Rationale In type I diabetes mellitus (T1DM) there is increased risk of bradyarrhythmias as a result of dysfunction of the sinoatrial-node/the primary pacemaker of the heart. We showed that streptozocin (STZ)- induced T1DM rats had decreased in-vivo heart rate (1). The aim of this study was to investigate the cellular basis of T1DM on the sinoatrial-node using the STZ rat model.
Methods Diabetes was induced with STZ in male Wistar rats as previously described (1). Extracellular potential and whole cell patch clamp recordings were used. Protein expression was investigated using immunohistochemistry. The research was conducted in accordance with the Guide for the Care and Use for Laboratory Animals in UAE and UK.
# # # # #
• **TASK LIST**:
**A)** Translate this sentence from the diabetes text into Spanish: "Protein expression was investigated using immunohistochemistry."
**B)** Please print the part of the diabetes text that opens with the words containing "Rationale In type" and closes with "UAE and UK.".
# # # # #
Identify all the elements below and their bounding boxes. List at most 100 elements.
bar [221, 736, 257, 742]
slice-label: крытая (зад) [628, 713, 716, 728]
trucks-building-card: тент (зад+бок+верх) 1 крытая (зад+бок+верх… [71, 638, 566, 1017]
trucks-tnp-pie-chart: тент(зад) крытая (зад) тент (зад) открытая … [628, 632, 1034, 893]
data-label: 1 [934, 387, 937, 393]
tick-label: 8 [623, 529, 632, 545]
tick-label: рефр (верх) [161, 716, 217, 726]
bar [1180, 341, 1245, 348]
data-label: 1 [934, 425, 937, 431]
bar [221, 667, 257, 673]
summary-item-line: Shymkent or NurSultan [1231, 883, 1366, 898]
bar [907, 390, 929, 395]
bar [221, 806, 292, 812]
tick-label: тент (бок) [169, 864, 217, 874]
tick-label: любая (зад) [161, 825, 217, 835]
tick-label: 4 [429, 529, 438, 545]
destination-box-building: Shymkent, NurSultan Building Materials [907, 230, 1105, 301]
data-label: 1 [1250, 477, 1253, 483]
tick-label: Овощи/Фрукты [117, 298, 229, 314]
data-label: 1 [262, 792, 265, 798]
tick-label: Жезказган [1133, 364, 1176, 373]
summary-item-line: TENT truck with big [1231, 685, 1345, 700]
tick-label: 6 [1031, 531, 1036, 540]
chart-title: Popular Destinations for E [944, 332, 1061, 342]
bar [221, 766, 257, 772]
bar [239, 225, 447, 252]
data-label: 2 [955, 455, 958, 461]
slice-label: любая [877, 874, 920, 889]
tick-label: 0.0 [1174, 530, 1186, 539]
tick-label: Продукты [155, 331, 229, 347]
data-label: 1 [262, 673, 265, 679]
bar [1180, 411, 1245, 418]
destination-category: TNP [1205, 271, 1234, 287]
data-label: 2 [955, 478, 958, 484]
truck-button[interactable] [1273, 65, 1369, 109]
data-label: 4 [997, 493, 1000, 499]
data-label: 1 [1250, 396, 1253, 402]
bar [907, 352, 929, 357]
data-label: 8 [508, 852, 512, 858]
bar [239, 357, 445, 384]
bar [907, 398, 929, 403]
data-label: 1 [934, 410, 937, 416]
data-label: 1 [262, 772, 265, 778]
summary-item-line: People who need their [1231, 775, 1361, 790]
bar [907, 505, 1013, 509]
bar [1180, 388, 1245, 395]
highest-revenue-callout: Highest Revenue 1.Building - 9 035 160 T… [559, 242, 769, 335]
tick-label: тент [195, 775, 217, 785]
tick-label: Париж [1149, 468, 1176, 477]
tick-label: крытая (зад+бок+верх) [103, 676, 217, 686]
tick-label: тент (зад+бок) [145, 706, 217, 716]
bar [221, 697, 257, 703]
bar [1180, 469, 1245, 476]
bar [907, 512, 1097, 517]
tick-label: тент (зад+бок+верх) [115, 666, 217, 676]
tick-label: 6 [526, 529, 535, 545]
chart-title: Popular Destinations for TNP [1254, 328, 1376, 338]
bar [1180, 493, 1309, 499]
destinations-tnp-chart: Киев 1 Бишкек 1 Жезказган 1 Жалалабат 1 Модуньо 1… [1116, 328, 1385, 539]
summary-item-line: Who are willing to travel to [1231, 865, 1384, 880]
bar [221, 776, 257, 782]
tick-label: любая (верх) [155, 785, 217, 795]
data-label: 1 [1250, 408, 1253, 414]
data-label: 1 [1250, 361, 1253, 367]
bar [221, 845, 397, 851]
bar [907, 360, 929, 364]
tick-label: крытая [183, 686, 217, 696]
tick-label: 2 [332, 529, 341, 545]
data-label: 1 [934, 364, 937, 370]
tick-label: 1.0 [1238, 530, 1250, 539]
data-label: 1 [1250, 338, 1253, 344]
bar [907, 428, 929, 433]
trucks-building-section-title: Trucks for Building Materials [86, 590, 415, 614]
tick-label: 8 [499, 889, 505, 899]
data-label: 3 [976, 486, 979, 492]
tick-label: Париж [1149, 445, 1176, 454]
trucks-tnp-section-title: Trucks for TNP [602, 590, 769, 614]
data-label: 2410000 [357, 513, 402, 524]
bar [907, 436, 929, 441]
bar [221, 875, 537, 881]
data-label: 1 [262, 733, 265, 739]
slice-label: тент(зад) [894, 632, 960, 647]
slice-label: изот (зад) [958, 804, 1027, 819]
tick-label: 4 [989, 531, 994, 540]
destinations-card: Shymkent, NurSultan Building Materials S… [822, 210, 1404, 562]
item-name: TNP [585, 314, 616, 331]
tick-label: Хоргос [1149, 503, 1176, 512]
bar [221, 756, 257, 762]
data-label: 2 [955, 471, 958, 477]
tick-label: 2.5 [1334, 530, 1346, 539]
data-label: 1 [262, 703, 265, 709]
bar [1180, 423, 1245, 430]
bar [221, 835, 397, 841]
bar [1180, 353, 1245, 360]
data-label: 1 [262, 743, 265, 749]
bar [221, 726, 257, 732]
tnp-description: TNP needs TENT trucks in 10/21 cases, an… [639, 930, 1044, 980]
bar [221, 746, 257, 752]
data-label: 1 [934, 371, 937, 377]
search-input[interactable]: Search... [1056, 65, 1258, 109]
# # # # #
• **TASK RESULTS**:
**A)** La expresión de proteínas se investigó mediante inmunohistoquímica.

**B)**
Rationale In type I diabetes mellitus (T1DM) there is increased risk of bradyarrhythmias as a result of dysfunction of the sinoatrial-node/the primary pacemaker of the heart. We showed that streptozocin (STZ)- induced T1DM rats had decreased in-vivo heart rate (1). The aim of this study was to investigate the cellular basis of T1DM on the sinoatrial-node using the STZ rat model.
Methods Diabetes was induced with STZ in male Wistar rats as previously described (1). Extracellular potential and whole cell patch clamp recordings were used. Protein expression was investigated using immunohistochemistry. The research was conducted in accordance with the Guide for the Care and Use for Laboratory Animals in UAE and UK.